[Start TASK MATERIAL]
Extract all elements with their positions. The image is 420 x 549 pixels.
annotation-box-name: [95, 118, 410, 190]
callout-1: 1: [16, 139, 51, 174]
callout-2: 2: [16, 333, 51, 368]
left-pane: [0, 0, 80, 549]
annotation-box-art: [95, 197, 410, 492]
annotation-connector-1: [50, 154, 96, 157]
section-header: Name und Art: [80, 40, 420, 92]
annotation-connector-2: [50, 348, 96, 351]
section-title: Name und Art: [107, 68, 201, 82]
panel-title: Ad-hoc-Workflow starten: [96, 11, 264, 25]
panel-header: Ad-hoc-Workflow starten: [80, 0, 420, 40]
[End TASK MATERIAL]
Rewrite the data above, swapping every instance of "Ad-hoc-Workflow starten" for "Ad-hoc-Workflow beenden" and leaving all other text unchanged.

> WRITTEN ANSWER:
Extract all elements with their positions. The image is 420 x 549 pixels.
annotation-box-name: [95, 118, 410, 190]
callout-1: 1: [16, 139, 51, 174]
callout-2: 2: [16, 333, 51, 368]
left-pane: [0, 0, 80, 549]
annotation-box-art: [95, 197, 410, 492]
annotation-connector-1: [50, 154, 96, 157]
section-header: Name und Art: [80, 40, 420, 92]
annotation-connector-2: [50, 348, 96, 351]
section-title: Name und Art: [107, 68, 201, 82]
panel-title: Ad-hoc-Workflow beenden: [96, 11, 264, 25]
panel-header: Ad-hoc-Workflow beenden: [80, 0, 420, 40]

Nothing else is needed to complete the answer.